#### DO THIS
Copy the records below exactly, leaving out any pictures.

■ ■ ■ ■

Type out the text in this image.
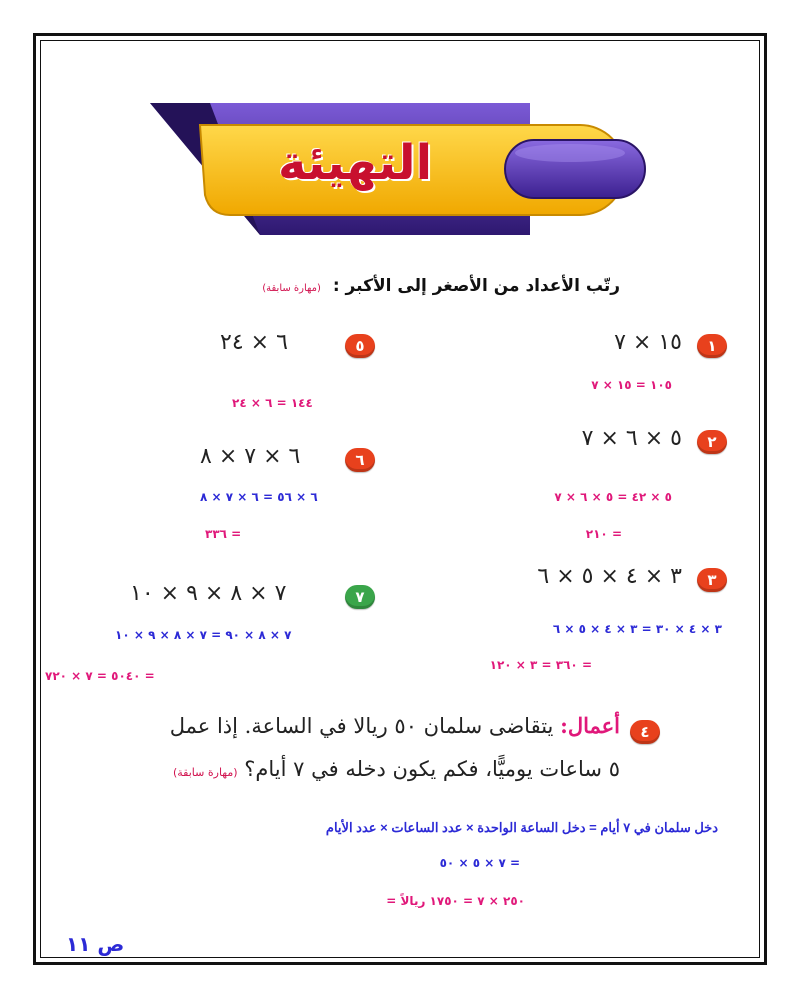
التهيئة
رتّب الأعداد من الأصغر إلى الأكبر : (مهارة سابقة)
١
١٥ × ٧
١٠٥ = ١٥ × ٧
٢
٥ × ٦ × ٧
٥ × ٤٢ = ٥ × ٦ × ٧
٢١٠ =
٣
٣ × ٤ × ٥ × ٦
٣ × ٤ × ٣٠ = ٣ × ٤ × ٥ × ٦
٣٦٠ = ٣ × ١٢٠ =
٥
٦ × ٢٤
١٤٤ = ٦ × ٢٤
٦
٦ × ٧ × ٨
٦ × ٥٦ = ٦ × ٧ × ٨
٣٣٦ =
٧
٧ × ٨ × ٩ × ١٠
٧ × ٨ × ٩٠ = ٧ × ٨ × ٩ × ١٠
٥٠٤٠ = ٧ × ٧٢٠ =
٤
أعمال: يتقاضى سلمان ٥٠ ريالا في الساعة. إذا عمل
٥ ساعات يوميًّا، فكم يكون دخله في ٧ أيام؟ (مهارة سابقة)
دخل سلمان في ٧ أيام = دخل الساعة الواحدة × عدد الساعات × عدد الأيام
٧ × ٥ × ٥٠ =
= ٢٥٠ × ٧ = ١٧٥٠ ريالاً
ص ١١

■ ■ ■ ■

#### SOLVED EXERCISE
Type out the text in this image.
التهيئة
رتّب الأعداد من الأصغر إلى الأكبر : (مهارة سابقة)
١
١٥ × ٧
١٠٥ = ١٥ × ٧
٢
٥ × ٦ × ٧
٥ × ٤٢ = ٥ × ٦ × ٧
٢١٠ =
٣
٣ × ٤ × ٥ × ٦
٣ × ٤ × ٣٠ = ٣ × ٤ × ٥ × ٦
٣٦٠ = ٣ × ١٢٠ =
٥
٦ × ٢٤
١٤٤ = ٦ × ٢٤
٦
٦ × ٧ × ٨
٦ × ٥٦ = ٦ × ٧ × ٨
٣٣٦ =
٧
٧ × ٨ × ٩ × ١٠
٧ × ٨ × ٩٠ = ٧ × ٨ × ٩ × ١٠
٥٠٤٠ = ٧ × ٧٢٠ =
٤
أعمال: يتقاضى سلمان ٥٠ ريالا في الساعة. إذا عمل
٥ ساعات يوميًّا، فكم يكون دخله في ٧ أيام؟ (مهارة سابقة)
دخل سلمان في ٧ أيام = دخل الساعة الواحدة × عدد الساعات × عدد الأيام
٧ × ٥ × ٥٠ =
= ٢٥٠ × ٧ = ١٧٥٠ ريالاً
ص ١١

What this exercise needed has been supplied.